• _WRITTEN TASK_
Output an exact reproduction of the data.

• _TASK INPUT_
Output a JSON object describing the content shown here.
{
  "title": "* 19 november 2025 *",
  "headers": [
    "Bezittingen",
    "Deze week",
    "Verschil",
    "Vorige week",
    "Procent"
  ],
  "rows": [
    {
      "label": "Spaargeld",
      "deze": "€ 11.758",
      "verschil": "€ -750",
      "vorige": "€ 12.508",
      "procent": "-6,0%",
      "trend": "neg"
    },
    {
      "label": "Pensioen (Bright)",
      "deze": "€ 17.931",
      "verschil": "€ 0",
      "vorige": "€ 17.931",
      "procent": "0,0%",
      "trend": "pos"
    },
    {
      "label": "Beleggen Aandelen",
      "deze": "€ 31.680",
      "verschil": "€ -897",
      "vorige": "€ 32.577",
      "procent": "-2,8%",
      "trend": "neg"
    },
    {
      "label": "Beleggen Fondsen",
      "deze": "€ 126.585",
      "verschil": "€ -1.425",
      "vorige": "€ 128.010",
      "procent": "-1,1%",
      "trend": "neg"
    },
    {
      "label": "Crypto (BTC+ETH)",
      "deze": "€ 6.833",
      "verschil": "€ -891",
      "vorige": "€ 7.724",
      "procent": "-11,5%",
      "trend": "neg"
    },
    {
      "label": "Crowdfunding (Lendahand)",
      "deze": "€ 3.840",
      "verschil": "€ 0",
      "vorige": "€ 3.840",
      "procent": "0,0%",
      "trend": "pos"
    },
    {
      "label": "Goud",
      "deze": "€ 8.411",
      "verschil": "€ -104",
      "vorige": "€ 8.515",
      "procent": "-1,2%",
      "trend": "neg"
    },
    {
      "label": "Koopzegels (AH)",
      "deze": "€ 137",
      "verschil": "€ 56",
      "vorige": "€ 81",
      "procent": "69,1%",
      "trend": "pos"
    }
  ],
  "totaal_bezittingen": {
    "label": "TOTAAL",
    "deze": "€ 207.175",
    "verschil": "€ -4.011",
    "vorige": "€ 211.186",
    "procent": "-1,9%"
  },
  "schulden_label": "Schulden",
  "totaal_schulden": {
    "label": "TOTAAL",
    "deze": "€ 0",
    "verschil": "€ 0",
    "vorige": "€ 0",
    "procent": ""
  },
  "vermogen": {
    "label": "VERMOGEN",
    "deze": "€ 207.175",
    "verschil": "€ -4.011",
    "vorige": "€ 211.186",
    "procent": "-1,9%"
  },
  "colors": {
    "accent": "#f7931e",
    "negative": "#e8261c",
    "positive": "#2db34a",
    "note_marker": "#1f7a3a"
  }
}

• _TASK ANSWER_
Output a JSON object describing the content shown here.
{
  "title": "* 19 november 2025 *",
  "headers": [
    "Bezittingen",
    "Deze week",
    "Verschil",
    "Vorige week",
    "Procent"
  ],
  "rows": [
    {
      "label": "Spaargeld",
      "deze": "€ 11.758",
      "verschil": "€ -750",
      "vorige": "€ 12.508",
      "procent": "-6,0%",
      "trend": "neg"
    },
    {
      "label": "Pensioen (Bright)",
      "deze": "€ 17.931",
      "verschil": "€ 0",
      "vorige": "€ 17.931",
      "procent": "0,0%",
      "trend": "pos"
    },
    {
      "label": "Beleggen Aandelen",
      "deze": "€ 31.680",
      "verschil": "€ -897",
      "vorige": "€ 32.577",
      "procent": "-2,8%",
      "trend": "neg"
    },
    {
      "label": "Beleggen Fondsen",
      "deze": "€ 126.585",
      "verschil": "€ -1.425",
      "vorige": "€ 128.010",
      "procent": "-1,1%",
      "trend": "neg"
    },
    {
      "label": "Crypto (BTC+ETH)",
      "deze": "€ 6.833",
      "verschil": "€ -891",
      "vorige": "€ 7.724",
      "procent": "-11,5%",
      "trend": "neg"
    },
    {
      "label": "Crowdfunding (Lendahand)",
      "deze": "€ 3.840",
      "verschil": "€ 0",
      "vorige": "€ 3.840",
      "procent": "0,0%",
      "trend": "pos"
    },
    {
      "label": "Goud",
      "deze": "€ 8.411",
      "verschil": "€ -104",
      "vorige": "€ 8.515",
      "procent": "-1,2%",
      "trend": "neg"
    },
    {
      "label": "Koopzegels (AH)",
      "deze": "€ 137",
      "verschil": "€ 56",
      "vorige": "€ 81",
      "procent": "69,1%",
      "trend": "pos"
    }
  ],
  "totaal_bezittingen": {
    "label": "TOTAAL",
    "deze": "€ 207.175",
    "verschil": "€ -4.011",
    "vorige": "€ 211.186",
    "procent": "-1,9%"
  },
  "schulden_label": "Schulden",
  "totaal_schulden": {
    "label": "TOTAAL",
    "deze": "€ 0",
    "verschil": "€ 0",
    "vorige": "€ 0",
    "procent": ""
  },
  "vermogen": {
    "label": "VERMOGEN",
    "deze": "€ 207.175",
    "verschil": "€ -4.011",
    "vorige": "€ 211.186",
    "procent": "-1,9%"
  },
  "colors": {
    "accent": "#f7931e",
    "negative": "#e8261c",
    "positive": "#2db34a",
    "note_marker": "#1f7a3a"
  }
}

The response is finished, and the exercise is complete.